━━ Exercise text ━━

InterContinental Hotels and Resorts, for instance, is adding signature spas, high-wattage chefs and culture-focused concierge floors to its new and newly renovated hotels in London, Boston and San Francisco. Also in London, Hyatt has offered its new hotel brand, Andaz; its first property is decorated by local artwork, and it arranges gallery tours of the East End. Westin continues to add “lifestyle” offerings, including in-room aromatherapy and concierge-led jogs.
Marriott, meanwhile, is beginning a partnership with the boutique hotel pioneer Ian Schrager to develop the Edition brand, with restaurants, bars and spas in both resorts and major business centers worldwide. Morgans Hotel Group — which Mr. Schrager founded in 1984 — is also building city-center hotels in New York, Miami and Chicago with strong art and design elements. And in Asia, the regional hotel leader Shangri-La has created the CHI spa brand, which is in 20 properties worldwide.
Even the lower-priced players are trying to lure the corporate “creative” class: Starwood will introduce its first Aloft property in July in Lexington, Mass., followed by one in Beijing in time for the Olympics. Starwood’s own team created the Aloft look in collaboration withDavid Rockwell, the New York architect. In March, the three-star Motel 6 chain revealed its Phoenix room prototype, which the company says will usher in a European sense of comfort to this market.

━━━
━━ The data ━━

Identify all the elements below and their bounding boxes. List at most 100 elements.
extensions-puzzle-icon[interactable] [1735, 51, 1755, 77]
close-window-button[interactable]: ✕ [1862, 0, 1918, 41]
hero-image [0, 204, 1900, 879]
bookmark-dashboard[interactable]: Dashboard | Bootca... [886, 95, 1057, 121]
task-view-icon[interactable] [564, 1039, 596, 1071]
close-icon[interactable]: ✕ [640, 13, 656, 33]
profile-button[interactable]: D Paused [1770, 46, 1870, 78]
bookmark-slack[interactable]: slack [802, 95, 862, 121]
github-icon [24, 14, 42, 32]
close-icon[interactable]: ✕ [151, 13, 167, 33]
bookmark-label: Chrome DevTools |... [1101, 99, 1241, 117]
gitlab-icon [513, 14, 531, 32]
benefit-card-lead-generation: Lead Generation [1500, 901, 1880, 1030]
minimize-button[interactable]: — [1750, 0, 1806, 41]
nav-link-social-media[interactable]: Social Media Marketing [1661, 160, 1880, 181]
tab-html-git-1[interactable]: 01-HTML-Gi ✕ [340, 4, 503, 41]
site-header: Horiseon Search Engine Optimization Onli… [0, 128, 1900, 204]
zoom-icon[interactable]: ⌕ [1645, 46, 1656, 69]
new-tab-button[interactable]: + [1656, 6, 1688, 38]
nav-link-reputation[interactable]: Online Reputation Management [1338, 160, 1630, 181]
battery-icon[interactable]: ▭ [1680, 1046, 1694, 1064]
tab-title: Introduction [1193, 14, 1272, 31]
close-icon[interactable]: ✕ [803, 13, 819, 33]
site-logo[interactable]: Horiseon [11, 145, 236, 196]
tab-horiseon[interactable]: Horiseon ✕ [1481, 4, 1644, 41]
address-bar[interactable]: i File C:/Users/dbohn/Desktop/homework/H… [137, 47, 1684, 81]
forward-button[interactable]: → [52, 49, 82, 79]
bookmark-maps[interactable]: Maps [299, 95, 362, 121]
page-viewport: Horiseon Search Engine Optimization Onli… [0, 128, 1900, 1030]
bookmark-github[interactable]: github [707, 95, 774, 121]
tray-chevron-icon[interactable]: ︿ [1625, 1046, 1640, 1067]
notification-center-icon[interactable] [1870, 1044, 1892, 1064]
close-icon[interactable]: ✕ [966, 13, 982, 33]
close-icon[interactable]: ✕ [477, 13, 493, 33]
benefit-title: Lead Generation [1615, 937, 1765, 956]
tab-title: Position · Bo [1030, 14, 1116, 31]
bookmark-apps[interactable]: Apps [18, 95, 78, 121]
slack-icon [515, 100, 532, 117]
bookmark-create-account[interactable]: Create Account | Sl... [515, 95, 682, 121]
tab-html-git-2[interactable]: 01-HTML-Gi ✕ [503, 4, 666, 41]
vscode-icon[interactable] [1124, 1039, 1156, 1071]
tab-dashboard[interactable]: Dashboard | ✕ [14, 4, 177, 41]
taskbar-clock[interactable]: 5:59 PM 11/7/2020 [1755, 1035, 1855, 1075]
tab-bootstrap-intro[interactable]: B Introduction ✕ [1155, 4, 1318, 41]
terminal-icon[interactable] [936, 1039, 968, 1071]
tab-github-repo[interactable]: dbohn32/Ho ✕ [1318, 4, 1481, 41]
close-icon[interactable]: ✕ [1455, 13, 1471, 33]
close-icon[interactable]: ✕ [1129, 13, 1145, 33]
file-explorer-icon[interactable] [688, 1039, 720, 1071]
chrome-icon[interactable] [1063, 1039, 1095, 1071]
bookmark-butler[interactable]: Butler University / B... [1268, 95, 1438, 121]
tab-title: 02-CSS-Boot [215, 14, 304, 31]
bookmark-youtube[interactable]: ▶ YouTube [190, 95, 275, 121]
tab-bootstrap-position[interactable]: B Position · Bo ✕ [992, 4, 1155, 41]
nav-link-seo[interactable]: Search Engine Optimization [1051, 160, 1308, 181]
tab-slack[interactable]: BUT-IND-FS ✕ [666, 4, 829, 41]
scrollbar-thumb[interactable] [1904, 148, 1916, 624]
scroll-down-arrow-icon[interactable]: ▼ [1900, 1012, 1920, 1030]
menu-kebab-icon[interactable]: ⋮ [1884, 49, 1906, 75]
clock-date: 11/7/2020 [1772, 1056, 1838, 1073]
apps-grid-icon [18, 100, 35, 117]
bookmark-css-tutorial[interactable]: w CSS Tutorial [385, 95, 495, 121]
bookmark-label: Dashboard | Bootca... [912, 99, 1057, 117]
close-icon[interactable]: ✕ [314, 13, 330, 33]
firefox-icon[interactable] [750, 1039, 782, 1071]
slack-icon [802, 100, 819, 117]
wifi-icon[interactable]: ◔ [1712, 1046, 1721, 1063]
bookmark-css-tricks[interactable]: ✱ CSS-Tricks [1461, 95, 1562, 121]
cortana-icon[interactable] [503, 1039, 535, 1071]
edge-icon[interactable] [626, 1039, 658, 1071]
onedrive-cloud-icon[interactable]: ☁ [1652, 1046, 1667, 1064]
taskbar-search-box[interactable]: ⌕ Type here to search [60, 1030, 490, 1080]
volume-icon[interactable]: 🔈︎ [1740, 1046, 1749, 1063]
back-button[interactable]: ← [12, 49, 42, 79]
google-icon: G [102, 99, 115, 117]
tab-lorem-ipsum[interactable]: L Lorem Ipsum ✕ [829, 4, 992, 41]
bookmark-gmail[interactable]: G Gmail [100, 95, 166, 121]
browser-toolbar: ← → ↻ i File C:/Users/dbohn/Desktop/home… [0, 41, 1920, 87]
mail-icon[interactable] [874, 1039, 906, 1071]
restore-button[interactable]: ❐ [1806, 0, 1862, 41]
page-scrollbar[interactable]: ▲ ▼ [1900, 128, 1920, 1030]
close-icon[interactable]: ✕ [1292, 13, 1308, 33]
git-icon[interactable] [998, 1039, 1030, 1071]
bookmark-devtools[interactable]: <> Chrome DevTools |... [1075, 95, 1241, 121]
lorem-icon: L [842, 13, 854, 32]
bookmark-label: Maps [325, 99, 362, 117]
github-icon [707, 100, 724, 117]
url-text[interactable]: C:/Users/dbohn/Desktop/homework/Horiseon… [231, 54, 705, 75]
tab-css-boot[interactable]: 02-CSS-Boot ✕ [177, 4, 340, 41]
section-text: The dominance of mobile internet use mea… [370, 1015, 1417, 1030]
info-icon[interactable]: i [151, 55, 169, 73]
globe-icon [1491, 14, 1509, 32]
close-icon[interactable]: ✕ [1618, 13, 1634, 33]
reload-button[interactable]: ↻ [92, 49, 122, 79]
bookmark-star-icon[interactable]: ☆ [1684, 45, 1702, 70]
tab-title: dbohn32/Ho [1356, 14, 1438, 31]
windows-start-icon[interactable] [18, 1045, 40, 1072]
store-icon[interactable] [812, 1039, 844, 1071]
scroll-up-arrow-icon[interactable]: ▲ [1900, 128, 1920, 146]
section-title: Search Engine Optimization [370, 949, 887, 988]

━━━

■ Task statement
Please write out the passage from the hotel text between "Marriott, meanwhile, is" and "20 properties worldwide.", inclusive.

■ Answer to the exercise
Marriott, meanwhile, is beginning a partnership with the boutique hotel pioneer Ian Schrager to develop the Edition brand, with restaurants, bars and spas in both resorts and major business centers worldwide. Morgans Hotel Group — which Mr. Schrager founded in 1984 — is also building city-center hotels in New York, Miami and Chicago with strong art and design elements. And in Asia, the regional hotel leader Shangri-La has created the CHI spa brand, which is in 20 properties worldwide.